** start Supplied text **
Thanks for your own efforts to raise awareness. And as I just argued in a companion post re this over at Progressive History, there’s also the issue of trying to cite a moving target. If you quote text that is always changing, it can backfire on you. People will look up what’s there and say that’s not what YOU said, even though you may have quoted accurately at that point in time. A newspaper article or a book, once published, has the same text over time. Wikipedia does not. So it can really harm the citers credibility.
I just quoted this section of your piece over at PH:
EXACTLY.
You are ignoring how easy it is to correct misinformation on Wikipedia. The gatekeepers of “real” encyclopedias are, for example, still struggling to incorporate the cultural and scientific contributions of women and minorities into their products, which is not surprising considering the extremely narrow socioeconomic background of print encyclopedia editorial boards. Wikipedia, on the other hand, doesn’t have that problem built into its very structure the way Britannica does.
Errors, omissions, and outright misinformation in print encyclopedias, by comparison, tend to be preserved and enshrined in the traditions of the inherently conservative academic community. Print encyclopedias have an additional incentive to avoid full and factual reporting because they must avoid at all costs alienating the institutions that are their primary customers.
It often seems that most of the complaints about Wikipedia come from intellectual elitists who are deeply annoyed by the intrusion of people they perceive as rabble into the hallowed grounds of encyclopedia making. Most of their complaints tend to be unfounded — more than one study has found the error rate in Wikipedia to be equal to or lower than the error rate in Britannica — or, as in this case, paranoid to the point of just being plain weird. How does being editable (and correctable) by anyone make Wikipedia a more likely tool of misinformation than Britannica, which is the private property of a Swiss billionaire?
No I’m not ignoring how easy it is to “correct.”
I corrected an article a few months ago. Not once, but a few times. Someone else kept “correcting” (I should spell that, more appropriately, “corrupting”) it back.
It became an issue of who had more time – the person wanting to insert disinformation, or the person wanting to correct it. Guess who won? Not me.
That’s the same complaint I’ve heard from the last several people I’ve seen denouncing Wikipedia. Please be the exception to the rule and provide details.
It was an article on the JFK assassination. I don’t remember the specific edits as this was some time last year. But it was very frustrating, because my edits were minor, factual, and essential.
according to whom?
Ah, Ed J, the guy who always shows up to remind us Oswald acted alone whenever the JFK assassinatoin is mentioned. Are you the resident babysitter for this issue?
As I’ve told you – I have no intention of getting into a JFK debate here or anywhere – I did my time in alt.jfk.conspiracy for years. You can go look for a fight elsewhere.
Btw – any comparison to EB is unwarranted. No reputable school allows students to cite from EB for papers anyway, so it doesn’t matter which is more accurate. The point is, should citations to Wikipedia be allowed? I argue strongly, from personal experience as well as the informed opinion of professors around the world, no.
** end Supplied text **
** start Dataset records **
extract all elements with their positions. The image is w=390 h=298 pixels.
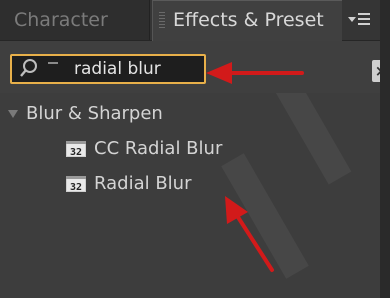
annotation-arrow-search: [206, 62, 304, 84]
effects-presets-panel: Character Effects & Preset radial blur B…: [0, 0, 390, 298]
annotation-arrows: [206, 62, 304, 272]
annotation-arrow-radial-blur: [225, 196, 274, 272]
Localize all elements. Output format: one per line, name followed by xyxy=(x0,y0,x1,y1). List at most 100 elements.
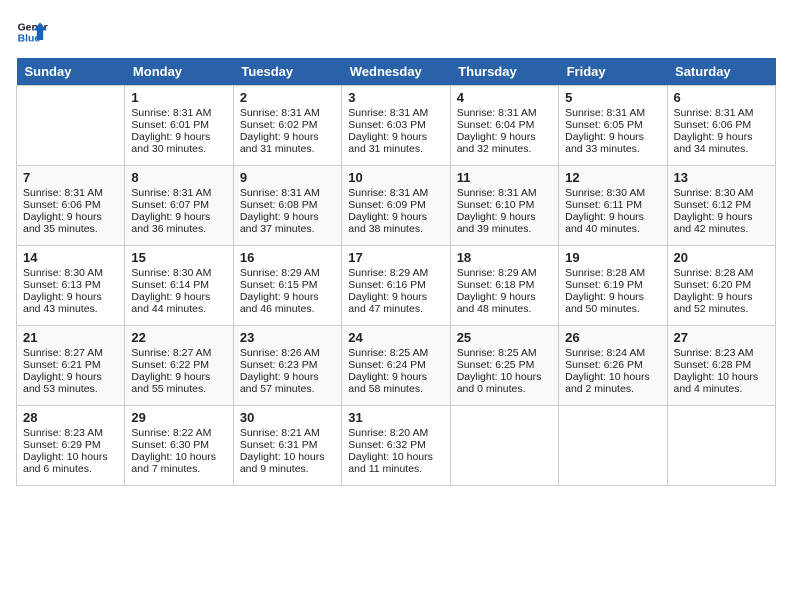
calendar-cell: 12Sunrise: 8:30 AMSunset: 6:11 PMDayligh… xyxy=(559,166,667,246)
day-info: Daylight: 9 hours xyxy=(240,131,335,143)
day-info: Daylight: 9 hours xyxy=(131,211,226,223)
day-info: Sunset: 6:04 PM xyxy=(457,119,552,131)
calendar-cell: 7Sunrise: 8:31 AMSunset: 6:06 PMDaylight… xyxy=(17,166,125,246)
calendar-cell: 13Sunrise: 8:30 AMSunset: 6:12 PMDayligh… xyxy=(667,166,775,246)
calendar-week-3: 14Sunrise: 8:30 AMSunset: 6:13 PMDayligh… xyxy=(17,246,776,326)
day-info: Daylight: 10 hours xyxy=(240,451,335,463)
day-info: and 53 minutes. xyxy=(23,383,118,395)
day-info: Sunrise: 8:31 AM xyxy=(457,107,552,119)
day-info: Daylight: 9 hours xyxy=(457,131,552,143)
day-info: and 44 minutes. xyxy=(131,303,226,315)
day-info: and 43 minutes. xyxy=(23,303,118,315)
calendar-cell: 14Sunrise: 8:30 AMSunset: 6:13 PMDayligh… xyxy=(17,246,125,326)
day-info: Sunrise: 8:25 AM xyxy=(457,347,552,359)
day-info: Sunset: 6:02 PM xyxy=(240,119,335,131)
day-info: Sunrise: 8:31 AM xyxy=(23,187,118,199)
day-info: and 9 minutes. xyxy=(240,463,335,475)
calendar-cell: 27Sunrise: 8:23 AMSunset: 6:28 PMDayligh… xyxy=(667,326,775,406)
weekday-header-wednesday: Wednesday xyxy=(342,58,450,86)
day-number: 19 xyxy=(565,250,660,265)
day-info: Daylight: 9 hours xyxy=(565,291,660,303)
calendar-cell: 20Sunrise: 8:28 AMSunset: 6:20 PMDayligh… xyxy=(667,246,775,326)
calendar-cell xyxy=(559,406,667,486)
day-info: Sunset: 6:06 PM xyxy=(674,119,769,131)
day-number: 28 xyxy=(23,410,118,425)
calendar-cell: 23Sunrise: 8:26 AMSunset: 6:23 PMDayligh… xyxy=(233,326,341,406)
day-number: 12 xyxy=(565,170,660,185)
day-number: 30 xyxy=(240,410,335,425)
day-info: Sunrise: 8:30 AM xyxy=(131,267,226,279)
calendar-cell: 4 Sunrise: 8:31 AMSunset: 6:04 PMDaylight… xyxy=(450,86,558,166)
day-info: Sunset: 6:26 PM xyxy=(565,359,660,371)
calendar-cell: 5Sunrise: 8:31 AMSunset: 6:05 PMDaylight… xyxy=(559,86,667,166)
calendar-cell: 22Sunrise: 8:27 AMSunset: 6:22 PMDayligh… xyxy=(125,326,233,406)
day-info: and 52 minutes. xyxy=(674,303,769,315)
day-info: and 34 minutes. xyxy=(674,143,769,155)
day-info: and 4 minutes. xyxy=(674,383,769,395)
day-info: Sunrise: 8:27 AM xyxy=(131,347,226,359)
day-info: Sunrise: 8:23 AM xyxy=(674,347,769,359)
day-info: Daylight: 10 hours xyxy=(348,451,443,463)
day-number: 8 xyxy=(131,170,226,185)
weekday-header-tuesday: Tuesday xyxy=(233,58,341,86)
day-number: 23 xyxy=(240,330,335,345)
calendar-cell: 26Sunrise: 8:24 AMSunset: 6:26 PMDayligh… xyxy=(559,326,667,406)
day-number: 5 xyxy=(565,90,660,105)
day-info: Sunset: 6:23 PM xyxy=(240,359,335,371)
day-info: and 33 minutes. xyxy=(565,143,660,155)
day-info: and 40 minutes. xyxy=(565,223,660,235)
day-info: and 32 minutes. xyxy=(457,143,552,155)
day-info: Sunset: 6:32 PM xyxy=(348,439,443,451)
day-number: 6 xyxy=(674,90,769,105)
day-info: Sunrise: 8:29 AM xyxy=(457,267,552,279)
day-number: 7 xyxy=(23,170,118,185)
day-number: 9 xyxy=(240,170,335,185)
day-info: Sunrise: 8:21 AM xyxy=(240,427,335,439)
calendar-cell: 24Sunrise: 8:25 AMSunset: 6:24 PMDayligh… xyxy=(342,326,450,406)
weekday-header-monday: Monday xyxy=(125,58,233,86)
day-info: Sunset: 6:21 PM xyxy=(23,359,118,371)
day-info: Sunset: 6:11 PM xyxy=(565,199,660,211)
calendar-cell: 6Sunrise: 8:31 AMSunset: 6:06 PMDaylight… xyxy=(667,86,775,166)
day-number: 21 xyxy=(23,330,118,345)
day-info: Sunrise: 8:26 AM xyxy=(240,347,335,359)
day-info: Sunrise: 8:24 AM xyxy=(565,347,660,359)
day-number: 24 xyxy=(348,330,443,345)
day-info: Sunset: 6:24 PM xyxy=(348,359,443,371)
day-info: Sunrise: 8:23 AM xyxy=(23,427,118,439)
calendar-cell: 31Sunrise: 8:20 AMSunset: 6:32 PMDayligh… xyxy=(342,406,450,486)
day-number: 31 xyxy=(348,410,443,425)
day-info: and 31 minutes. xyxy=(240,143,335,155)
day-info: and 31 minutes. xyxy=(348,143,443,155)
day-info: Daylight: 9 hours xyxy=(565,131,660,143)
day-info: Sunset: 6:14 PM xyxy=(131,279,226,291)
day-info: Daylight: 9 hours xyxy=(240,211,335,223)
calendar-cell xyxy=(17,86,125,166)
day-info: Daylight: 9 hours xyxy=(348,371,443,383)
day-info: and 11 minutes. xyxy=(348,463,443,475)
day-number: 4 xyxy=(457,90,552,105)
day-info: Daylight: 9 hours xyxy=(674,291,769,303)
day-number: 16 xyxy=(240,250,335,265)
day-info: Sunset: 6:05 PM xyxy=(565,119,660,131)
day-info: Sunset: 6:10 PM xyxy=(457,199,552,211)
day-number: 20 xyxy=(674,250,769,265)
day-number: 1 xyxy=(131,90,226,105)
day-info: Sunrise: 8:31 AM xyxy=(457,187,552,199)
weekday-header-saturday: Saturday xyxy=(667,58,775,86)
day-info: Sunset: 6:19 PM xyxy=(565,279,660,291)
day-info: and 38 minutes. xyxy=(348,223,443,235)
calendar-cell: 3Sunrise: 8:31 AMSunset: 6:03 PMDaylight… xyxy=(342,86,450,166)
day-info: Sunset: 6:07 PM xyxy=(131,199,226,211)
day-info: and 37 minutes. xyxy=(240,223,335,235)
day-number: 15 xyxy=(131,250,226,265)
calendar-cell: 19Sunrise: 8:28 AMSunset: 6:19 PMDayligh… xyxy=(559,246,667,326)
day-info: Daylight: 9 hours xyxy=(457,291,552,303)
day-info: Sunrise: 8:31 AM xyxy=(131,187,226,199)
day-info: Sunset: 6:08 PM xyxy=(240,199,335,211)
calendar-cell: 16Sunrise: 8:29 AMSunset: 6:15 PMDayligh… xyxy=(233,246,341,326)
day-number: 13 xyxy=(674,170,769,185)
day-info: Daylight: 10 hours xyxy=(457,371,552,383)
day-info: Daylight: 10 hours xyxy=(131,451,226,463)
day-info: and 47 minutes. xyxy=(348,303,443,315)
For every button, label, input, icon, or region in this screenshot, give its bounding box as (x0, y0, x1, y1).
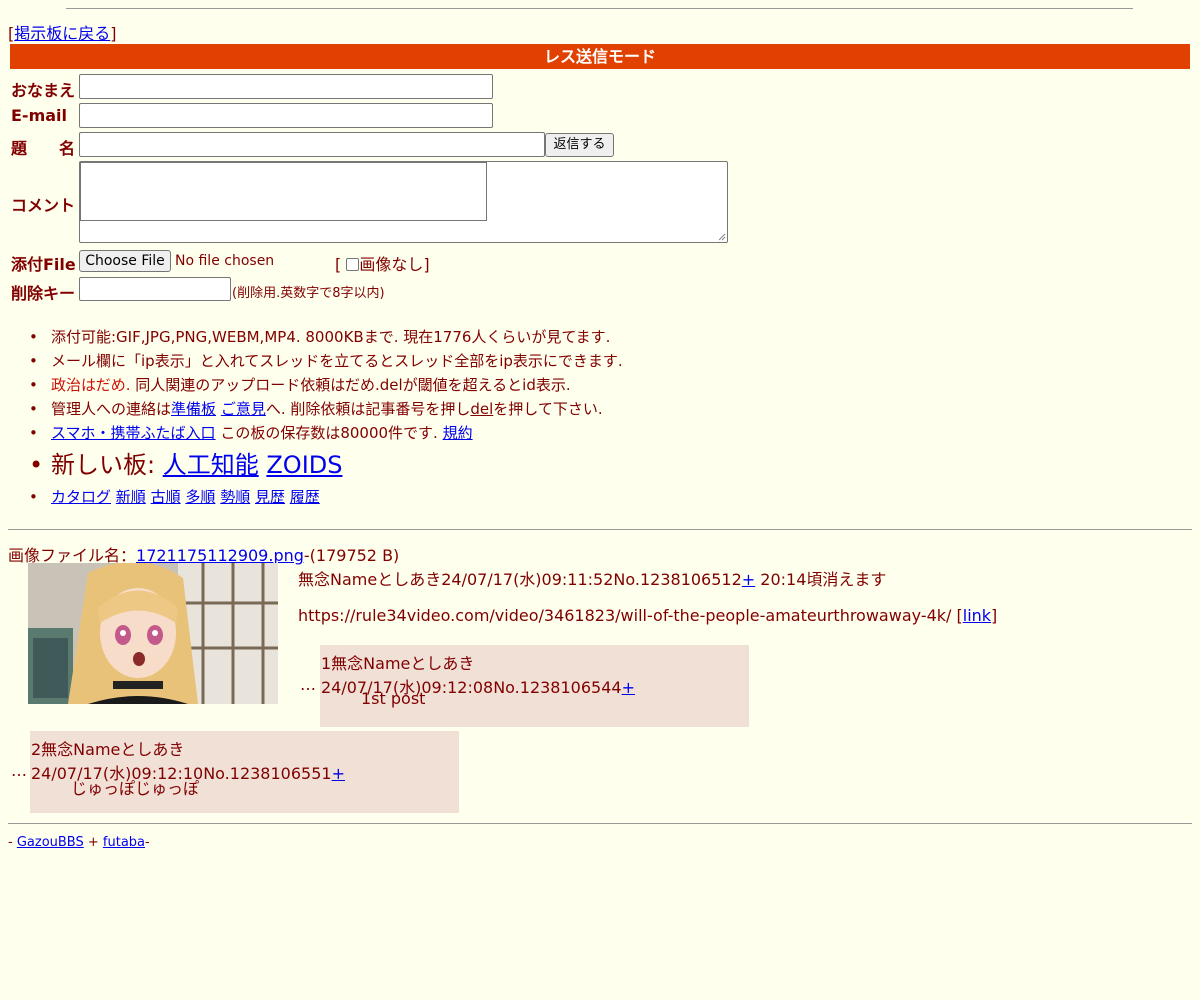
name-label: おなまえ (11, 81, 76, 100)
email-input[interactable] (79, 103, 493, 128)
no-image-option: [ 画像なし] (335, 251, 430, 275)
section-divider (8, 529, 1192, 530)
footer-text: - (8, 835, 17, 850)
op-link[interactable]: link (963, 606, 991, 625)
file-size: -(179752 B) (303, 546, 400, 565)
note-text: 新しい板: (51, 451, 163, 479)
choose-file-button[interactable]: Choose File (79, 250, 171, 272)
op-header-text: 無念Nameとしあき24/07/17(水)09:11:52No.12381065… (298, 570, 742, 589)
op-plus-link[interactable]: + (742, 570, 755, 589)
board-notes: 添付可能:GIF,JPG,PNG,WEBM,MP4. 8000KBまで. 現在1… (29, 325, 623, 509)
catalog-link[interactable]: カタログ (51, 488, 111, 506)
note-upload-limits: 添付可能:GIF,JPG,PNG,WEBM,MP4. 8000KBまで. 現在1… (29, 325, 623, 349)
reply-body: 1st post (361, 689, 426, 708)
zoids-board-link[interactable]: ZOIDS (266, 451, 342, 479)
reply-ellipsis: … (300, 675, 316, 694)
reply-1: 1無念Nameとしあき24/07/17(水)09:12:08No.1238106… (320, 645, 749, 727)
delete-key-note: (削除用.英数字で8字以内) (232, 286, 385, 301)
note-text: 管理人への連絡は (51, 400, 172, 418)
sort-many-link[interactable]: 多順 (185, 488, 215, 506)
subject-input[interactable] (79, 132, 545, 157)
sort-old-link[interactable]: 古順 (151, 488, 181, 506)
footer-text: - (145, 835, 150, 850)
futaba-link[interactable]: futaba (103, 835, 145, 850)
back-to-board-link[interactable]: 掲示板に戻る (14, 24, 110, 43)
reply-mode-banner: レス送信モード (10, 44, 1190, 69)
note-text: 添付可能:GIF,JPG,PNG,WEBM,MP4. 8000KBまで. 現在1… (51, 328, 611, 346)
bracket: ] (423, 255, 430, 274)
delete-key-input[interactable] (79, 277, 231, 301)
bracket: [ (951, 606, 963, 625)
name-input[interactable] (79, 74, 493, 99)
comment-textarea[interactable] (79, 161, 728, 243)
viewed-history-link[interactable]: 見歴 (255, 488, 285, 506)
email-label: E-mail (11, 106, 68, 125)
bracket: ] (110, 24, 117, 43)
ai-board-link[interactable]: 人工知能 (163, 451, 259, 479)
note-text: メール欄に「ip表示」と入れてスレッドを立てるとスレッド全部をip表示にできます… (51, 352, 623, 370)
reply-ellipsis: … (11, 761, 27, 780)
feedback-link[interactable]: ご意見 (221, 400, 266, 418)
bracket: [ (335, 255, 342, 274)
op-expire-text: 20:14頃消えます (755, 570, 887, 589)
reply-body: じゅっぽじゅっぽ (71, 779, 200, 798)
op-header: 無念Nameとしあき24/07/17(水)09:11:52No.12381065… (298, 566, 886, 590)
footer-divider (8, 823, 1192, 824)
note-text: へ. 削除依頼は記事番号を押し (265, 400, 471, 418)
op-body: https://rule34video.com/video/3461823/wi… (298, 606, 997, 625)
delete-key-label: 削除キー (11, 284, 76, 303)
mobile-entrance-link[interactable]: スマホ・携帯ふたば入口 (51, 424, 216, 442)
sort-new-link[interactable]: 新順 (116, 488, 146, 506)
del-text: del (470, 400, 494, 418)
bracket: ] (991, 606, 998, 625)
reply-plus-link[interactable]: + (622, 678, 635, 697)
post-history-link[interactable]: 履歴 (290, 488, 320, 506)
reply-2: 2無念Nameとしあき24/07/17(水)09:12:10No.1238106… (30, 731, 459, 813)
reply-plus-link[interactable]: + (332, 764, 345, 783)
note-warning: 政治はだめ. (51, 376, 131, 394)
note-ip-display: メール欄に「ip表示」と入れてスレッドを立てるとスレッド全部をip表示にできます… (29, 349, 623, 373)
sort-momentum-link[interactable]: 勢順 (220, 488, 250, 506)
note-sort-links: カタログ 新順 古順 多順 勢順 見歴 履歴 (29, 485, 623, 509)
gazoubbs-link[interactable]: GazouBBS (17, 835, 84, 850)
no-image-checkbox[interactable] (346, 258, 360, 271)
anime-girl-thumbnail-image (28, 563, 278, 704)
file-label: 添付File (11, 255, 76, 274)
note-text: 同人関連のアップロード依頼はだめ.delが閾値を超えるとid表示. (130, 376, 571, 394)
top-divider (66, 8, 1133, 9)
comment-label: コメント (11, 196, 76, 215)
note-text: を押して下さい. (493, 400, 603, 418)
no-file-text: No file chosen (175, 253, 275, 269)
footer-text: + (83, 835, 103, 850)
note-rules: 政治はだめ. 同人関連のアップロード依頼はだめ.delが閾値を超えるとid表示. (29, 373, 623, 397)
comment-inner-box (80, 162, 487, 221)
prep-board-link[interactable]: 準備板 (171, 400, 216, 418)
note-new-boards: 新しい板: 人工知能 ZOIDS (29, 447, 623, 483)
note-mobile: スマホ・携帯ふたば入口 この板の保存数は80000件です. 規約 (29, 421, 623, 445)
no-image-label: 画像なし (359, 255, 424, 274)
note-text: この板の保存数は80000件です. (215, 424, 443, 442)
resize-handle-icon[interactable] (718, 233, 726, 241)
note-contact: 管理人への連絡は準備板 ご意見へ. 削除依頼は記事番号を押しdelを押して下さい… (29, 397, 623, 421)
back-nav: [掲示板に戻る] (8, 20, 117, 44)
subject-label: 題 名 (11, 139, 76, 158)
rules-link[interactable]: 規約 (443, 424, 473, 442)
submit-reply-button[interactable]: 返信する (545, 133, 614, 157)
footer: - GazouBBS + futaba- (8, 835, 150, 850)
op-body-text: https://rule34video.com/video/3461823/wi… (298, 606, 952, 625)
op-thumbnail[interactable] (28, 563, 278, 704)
** end Dataset records **
■ **Set task A**
Reproduce the records from their first line up to and including the line containing "Localize all elements.", leaving the pictures out of your answer.
■ **Set task B**
Pick up the discussion about citing Wikipedia where it stops, and keep writing.

■ **Right answer A**
extract all elements with their positions. The image is w=390 h=298 pixels.
annotation-arrow-search: [206, 62, 304, 84]
effects-presets-panel: Character Effects & Preset radial blur B…: [0, 0, 390, 298]
annotation-arrows: [206, 62, 304, 272]
annotation-arrow-radial-blur: [225, 196, 274, 272]
Localize all elements. Output format: one per line, name followed by xyxy=(x0,y0,x1,y1). List at most 100 elements.

■ **Right answer B**
The fact that this debate exists in the first place is only because people don’t understand what an encyclopedia is, and because a small number of people who either make money or derive prestige from selling “authoritative” information are deeply annoyed by what they perceive as an incursion upon their turf.
No kidding. But guess what? No encyclopedia is an authoritative source of anything. By definition, an encyclopedia is a collection of brief subject overviews, any of which might condense hundreds or thousands of actual authoritative sources into a handful of paragraphs.
Anyone who is using an encyclopedia as a cited source above the high school level desperately, desperately needs to learn some research skills. That applies equally to the error-prone Wikipedia and to the even more error-prone Britannica.
Honestly, if even a tenth of the people with irrationally strong aversions to Wikipedia contributed to the project by adding material or fixing problems with existing material, it would be even further ahead of the comparatively brief and erroneous for-profit encyclopedias it has largely supplanted.
See my above.
I’ve been able to contribute to Wikipedia articles data that stuck, and data that was constantly removed, no matter how many times I tried to fix it and put it back.
So that argument just doesn’t wash.
I’m wholly in agreement with your point that NO encyclopedia should ever be used as a single source.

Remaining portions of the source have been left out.